What you have to do:
Records follow. Select each line holding "линии".

Source data:
>> begin
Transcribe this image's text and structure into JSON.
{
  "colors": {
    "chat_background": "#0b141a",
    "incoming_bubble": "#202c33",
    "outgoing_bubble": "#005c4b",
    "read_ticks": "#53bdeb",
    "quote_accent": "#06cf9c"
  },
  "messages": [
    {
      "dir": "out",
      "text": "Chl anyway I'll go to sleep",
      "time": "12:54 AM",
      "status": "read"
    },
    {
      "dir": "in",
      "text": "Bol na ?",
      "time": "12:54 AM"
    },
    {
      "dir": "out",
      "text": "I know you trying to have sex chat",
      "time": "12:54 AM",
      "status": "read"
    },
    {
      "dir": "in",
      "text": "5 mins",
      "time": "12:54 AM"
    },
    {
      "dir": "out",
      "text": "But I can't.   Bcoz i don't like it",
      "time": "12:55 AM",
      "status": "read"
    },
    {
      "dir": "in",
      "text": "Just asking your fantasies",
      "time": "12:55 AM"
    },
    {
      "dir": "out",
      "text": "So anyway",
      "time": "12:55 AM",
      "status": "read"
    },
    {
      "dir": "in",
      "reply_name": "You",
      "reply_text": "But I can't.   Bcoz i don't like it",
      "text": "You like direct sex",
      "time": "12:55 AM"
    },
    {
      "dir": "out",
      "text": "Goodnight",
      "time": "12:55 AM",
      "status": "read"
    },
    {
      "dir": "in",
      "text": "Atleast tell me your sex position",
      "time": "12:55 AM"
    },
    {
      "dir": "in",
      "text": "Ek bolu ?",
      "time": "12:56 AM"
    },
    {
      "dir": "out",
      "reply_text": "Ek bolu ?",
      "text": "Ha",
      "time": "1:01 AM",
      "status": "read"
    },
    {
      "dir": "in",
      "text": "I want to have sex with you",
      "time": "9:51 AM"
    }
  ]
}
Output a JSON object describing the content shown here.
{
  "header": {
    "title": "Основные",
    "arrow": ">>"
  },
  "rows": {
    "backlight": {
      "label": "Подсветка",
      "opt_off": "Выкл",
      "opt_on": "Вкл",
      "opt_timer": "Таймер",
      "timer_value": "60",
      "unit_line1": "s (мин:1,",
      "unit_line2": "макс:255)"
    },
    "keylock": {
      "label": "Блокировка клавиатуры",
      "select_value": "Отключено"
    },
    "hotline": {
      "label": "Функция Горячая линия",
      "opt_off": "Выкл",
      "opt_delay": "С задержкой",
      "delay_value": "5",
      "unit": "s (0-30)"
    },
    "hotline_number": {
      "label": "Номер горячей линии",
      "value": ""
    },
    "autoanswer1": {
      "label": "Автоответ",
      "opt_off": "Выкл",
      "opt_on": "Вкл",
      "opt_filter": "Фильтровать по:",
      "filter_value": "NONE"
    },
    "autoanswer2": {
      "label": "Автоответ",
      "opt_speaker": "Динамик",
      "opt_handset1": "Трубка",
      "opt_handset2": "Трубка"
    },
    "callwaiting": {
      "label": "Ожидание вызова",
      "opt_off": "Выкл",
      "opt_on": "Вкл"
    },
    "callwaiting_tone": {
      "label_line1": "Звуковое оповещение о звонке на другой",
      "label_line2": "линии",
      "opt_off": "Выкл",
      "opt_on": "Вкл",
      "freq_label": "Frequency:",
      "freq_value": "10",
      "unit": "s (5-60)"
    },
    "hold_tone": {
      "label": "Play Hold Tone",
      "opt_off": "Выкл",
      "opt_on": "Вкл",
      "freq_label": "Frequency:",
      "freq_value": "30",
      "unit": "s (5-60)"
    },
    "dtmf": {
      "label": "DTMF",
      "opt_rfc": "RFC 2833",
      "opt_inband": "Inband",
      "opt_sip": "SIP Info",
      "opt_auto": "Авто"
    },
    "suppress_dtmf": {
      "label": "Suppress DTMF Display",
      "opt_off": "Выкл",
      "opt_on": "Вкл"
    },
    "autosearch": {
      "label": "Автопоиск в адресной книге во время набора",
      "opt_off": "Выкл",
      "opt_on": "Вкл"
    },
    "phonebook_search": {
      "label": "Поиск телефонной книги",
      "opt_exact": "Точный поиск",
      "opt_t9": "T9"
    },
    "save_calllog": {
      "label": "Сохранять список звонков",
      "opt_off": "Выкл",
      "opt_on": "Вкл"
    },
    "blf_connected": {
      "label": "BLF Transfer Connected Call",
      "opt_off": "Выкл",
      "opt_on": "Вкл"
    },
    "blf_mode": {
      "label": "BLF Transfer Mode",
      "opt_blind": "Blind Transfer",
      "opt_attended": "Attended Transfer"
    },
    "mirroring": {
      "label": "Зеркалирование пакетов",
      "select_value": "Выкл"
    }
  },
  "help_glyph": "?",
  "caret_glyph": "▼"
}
>> end
Answer below:
      "label": "Номер горячей линии",
      "label_line2": "линии",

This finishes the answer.